Say the number of lines containing the string "name", and say nothing else.
# START OF Source data
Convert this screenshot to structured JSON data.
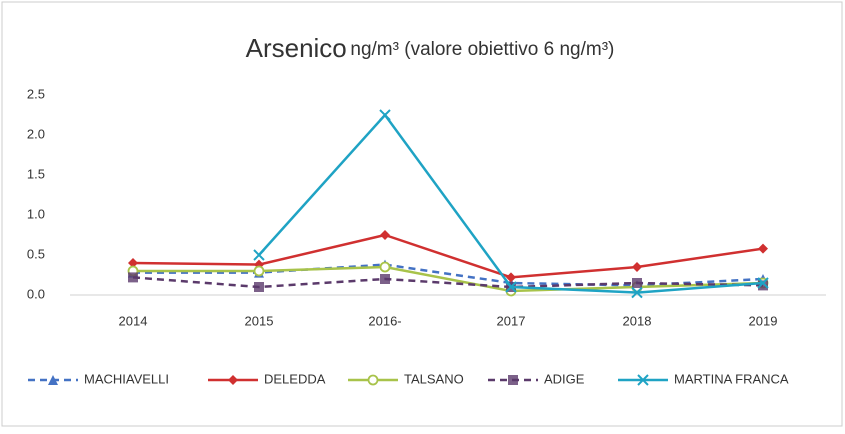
{
  "chart_data": {
    "type": "line",
    "title": "Arsenico",
    "subtitle": "ng/m³ (valore obiettivo 6 ng/m³)",
    "categories": [
      "2014",
      "2015",
      "2016-",
      "2017",
      "2018",
      "2019"
    ],
    "ylim": [
      0,
      2.5
    ],
    "yticks": [
      {
        "value": 0,
        "label": "0.0"
      },
      0.5,
      {
        "value": 1,
        "label": "1.0"
      },
      1.5,
      {
        "value": 2,
        "label": "2.0"
      },
      2.5
    ],
    "grid": false,
    "legend": "bottom",
    "series": [
      {
        "name": "MACHIAVELLI",
        "color": "#4472c4",
        "dashed": true,
        "marker": "triangle",
        "values": [
          0.28,
          0.28,
          0.38,
          0.15,
          0.12,
          0.2
        ]
      },
      {
        "name": "DELEDDA",
        "color": "#d03030",
        "dashed": false,
        "marker": "diamond",
        "values": [
          0.4,
          0.38,
          0.75,
          0.22,
          0.35,
          0.58
        ]
      },
      {
        "name": "TALSANO",
        "color": "#a8c34a",
        "dashed": false,
        "marker": "circle",
        "values": [
          0.3,
          0.3,
          0.35,
          0.05,
          0.1,
          0.15
        ]
      },
      {
        "name": "ADIGE",
        "color": "#5b3a6b",
        "dashed": true,
        "marker": "square",
        "values": [
          0.22,
          0.1,
          0.2,
          0.1,
          0.15,
          0.12
        ]
      },
      {
        "name": "MARTINA FRANCA",
        "color": "#1fa3c4",
        "dashed": false,
        "marker": "x",
        "values": [
          null,
          0.5,
          2.25,
          0.1,
          0.03,
          0.15
        ]
      }
    ]
  }
}
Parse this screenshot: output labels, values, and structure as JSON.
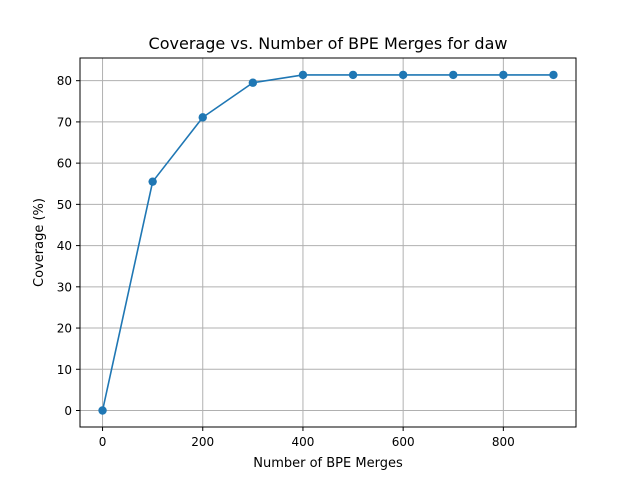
{
  "chart_data": {
    "type": "line",
    "title": "Coverage vs. Number of BPE Merges for daw",
    "xlabel": "Number of BPE Merges",
    "ylabel": "Coverage (%)",
    "x": [
      0,
      100,
      200,
      300,
      400,
      500,
      600,
      700,
      800,
      900
    ],
    "series": [
      {
        "values": [
          0.0,
          55.5,
          71.1,
          79.5,
          81.4,
          81.4,
          81.4,
          81.4,
          81.4,
          81.4
        ],
        "color": "#1f77b4",
        "marker": "circle"
      }
    ],
    "xlim": [
      -45,
      945
    ],
    "ylim": [
      -4,
      85.5
    ],
    "xticks": [
      0,
      200,
      400,
      600,
      800
    ],
    "yticks": [
      0,
      10,
      20,
      30,
      40,
      50,
      60,
      70,
      80
    ],
    "grid": true,
    "legend": "none"
  }
}
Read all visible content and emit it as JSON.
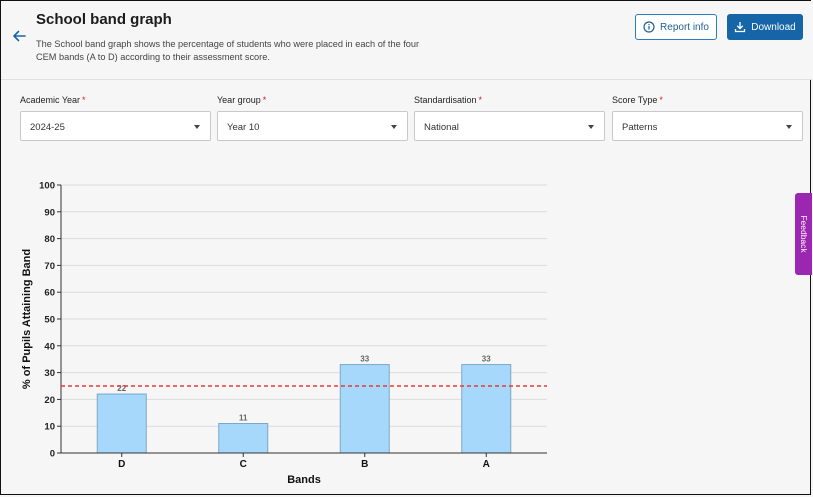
{
  "header": {
    "title": "School band graph",
    "description": "The School band graph shows the percentage of students who were placed in each of the four CEM bands (A to D) according to their assessment score.",
    "report_info_label": "Report info",
    "download_label": "Download"
  },
  "filters": [
    {
      "label": "Academic Year",
      "value": "2024-25"
    },
    {
      "label": "Year group",
      "value": "Year 10"
    },
    {
      "label": "Standardisation",
      "value": "National"
    },
    {
      "label": "Score Type",
      "value": "Patterns"
    }
  ],
  "required_mark": "*",
  "feedback_label": "Feedback",
  "colors": {
    "accent": "#1565a8",
    "bar": "#a6d8fb",
    "reference_line": "#e53935",
    "feedback": "#9b27b0"
  },
  "chart_data": {
    "type": "bar",
    "categories": [
      "D",
      "C",
      "B",
      "A"
    ],
    "values": [
      22,
      11,
      33,
      33
    ],
    "data_labels": [
      "22",
      "11",
      "33",
      "33"
    ],
    "xlabel": "Bands",
    "ylabel": "% of Pupils Attaining Band",
    "ylim": [
      0,
      100
    ],
    "yticks": [
      0,
      10,
      20,
      30,
      40,
      50,
      60,
      70,
      80,
      90,
      100
    ],
    "reference_line": 25,
    "grid": true
  }
}
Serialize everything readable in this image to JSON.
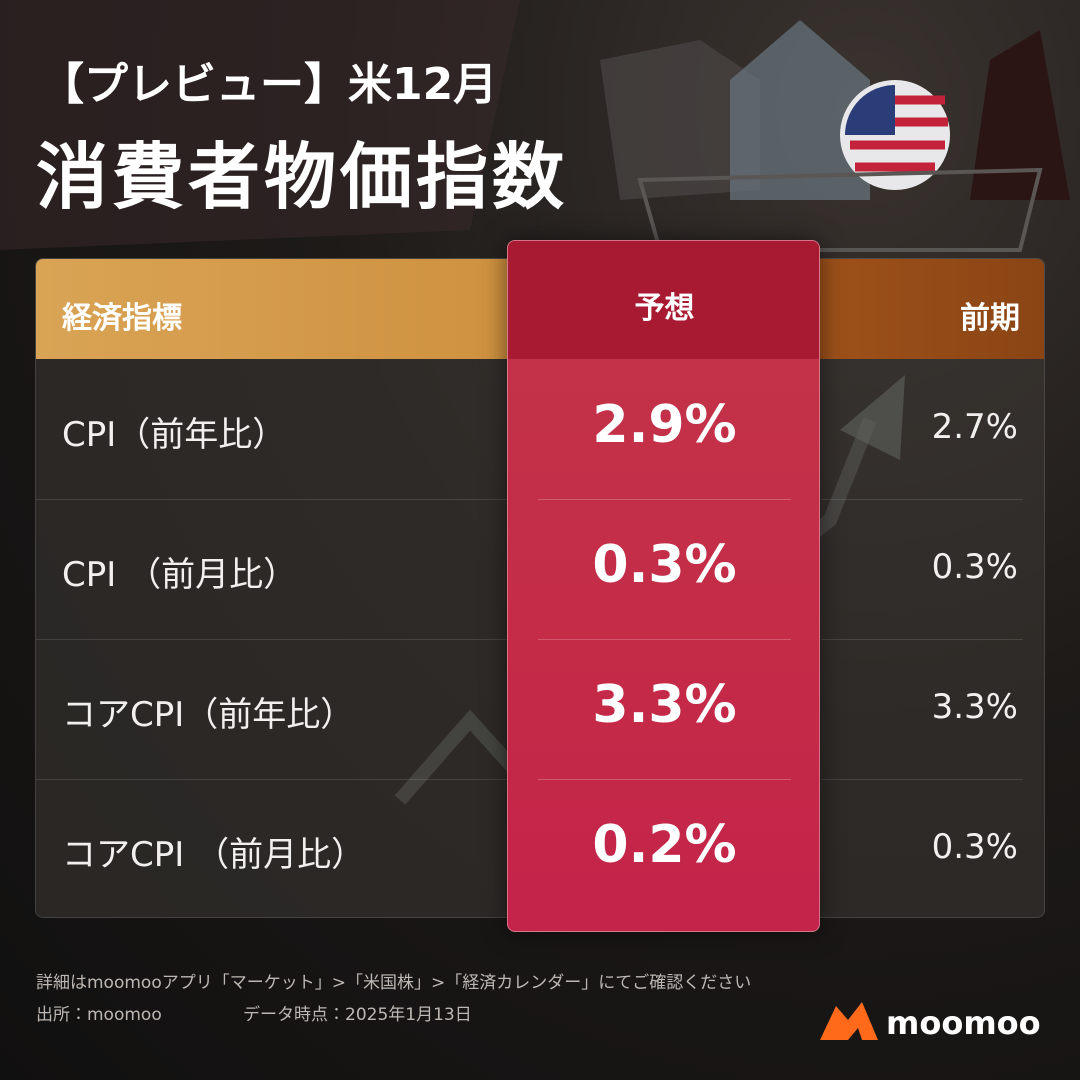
{
  "header": {
    "tag": "【プレビュー】米12月",
    "title": "消費者物価指数"
  },
  "table": {
    "columns": [
      "経済指標",
      "予想",
      "前期"
    ],
    "rows": [
      [
        "CPI（前年比）",
        "2.9%",
        "2.7%"
      ],
      [
        "CPI （前月比）",
        "0.3%",
        "0.3%"
      ],
      [
        "コアCPI（前年比）",
        "3.3%",
        "3.3%"
      ],
      [
        "コアCPI （前月比）",
        "0.2%",
        "0.3%"
      ]
    ]
  },
  "footer": {
    "note": "詳細はmoomooアプリ「マーケット」>「米国株」>「経済カレンダー」にてご確認ください",
    "source": "出所：moomoo",
    "date": "データ時点：2025年1月13日",
    "logo": "moomoo"
  }
}
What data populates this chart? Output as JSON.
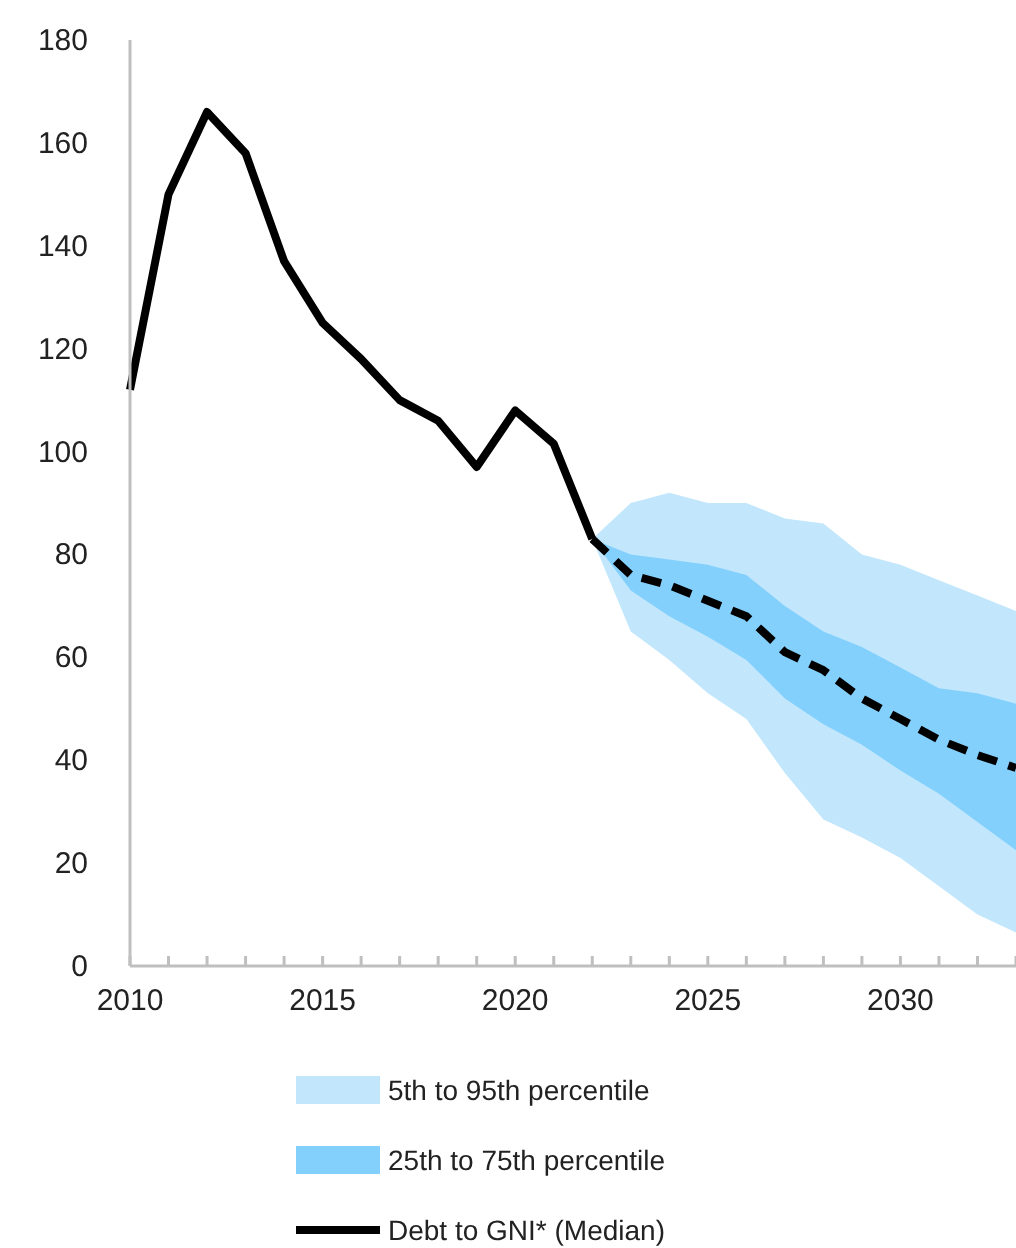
{
  "chart_data": {
    "type": "line",
    "xlim": [
      2010,
      2033
    ],
    "ylim": [
      0,
      180
    ],
    "xticks": [
      2010,
      {
        "value": 2011,
        "label": null
      },
      {
        "value": 2012,
        "label": null
      },
      {
        "value": 2013,
        "label": null
      },
      {
        "value": 2014,
        "label": null
      },
      2015,
      {
        "value": 2016,
        "label": null
      },
      {
        "value": 2017,
        "label": null
      },
      {
        "value": 2018,
        "label": null
      },
      {
        "value": 2019,
        "label": null
      },
      2020,
      {
        "value": 2021,
        "label": null
      },
      {
        "value": 2022,
        "label": null
      },
      {
        "value": 2023,
        "label": null
      },
      {
        "value": 2024,
        "label": null
      },
      2025,
      {
        "value": 2026,
        "label": null
      },
      {
        "value": 2027,
        "label": null
      },
      {
        "value": 2028,
        "label": null
      },
      {
        "value": 2029,
        "label": null
      },
      2030,
      {
        "value": 2031,
        "label": null
      },
      {
        "value": 2032,
        "label": null
      },
      {
        "value": 2033,
        "label": null
      }
    ],
    "yticks": [
      0,
      20,
      40,
      60,
      80,
      100,
      120,
      140,
      160,
      180
    ],
    "grid": false,
    "legend": "bottom",
    "series": [
      {
        "type": "area",
        "name": "5th to 95th percentile",
        "color": "#c2e7fd",
        "x": [
          2022,
          2023,
          2024,
          2025,
          2026,
          2027,
          2028,
          2029,
          2030,
          2031,
          2032,
          2033
        ],
        "values": [
          null,
          null,
          null,
          null,
          null,
          null,
          null,
          null,
          null,
          null,
          null,
          null
        ],
        "lower": [
          83,
          65,
          59.5,
          53,
          48,
          37.5,
          28.5,
          25,
          21,
          15.5,
          10,
          6.5
        ],
        "upper": [
          83,
          90,
          92,
          90,
          90,
          87,
          86,
          80,
          78,
          75,
          72,
          69
        ]
      },
      {
        "type": "area",
        "name": "25th to 75th percentile",
        "color": "#84d0fd",
        "x": [
          2022,
          2023,
          2024,
          2025,
          2026,
          2027,
          2028,
          2029,
          2030,
          2031,
          2032,
          2033
        ],
        "values": [
          null,
          null,
          null,
          null,
          null,
          null,
          null,
          null,
          null,
          null,
          null,
          null
        ],
        "lower": [
          83,
          73,
          68,
          64,
          59.5,
          52,
          47,
          43,
          38,
          33.5,
          28,
          22.5
        ],
        "upper": [
          83,
          80,
          79,
          78,
          76,
          70,
          65,
          62,
          58,
          54,
          53,
          51
        ]
      },
      {
        "name": "Debt to GNI* (Median)",
        "color": "#000000",
        "line_style": "solid",
        "x": [
          2010,
          2011,
          2012,
          2013,
          2014,
          2015,
          2016,
          2017,
          2018,
          2019,
          2020,
          2021,
          2022
        ],
        "values": [
          112,
          150,
          166,
          158,
          137,
          125,
          118,
          110,
          106,
          97,
          108,
          101.5,
          83
        ]
      },
      {
        "color": "#000000",
        "line_style": "dashed",
        "x": [
          2022,
          2023,
          2024,
          2025,
          2026,
          2027,
          2028,
          2029,
          2030,
          2031,
          2032,
          2033
        ],
        "values": [
          83,
          76,
          74,
          71,
          68,
          61,
          57.5,
          52,
          48,
          44,
          41,
          38.5
        ]
      }
    ]
  }
}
# END OF Source data
▶ **Result below**:
8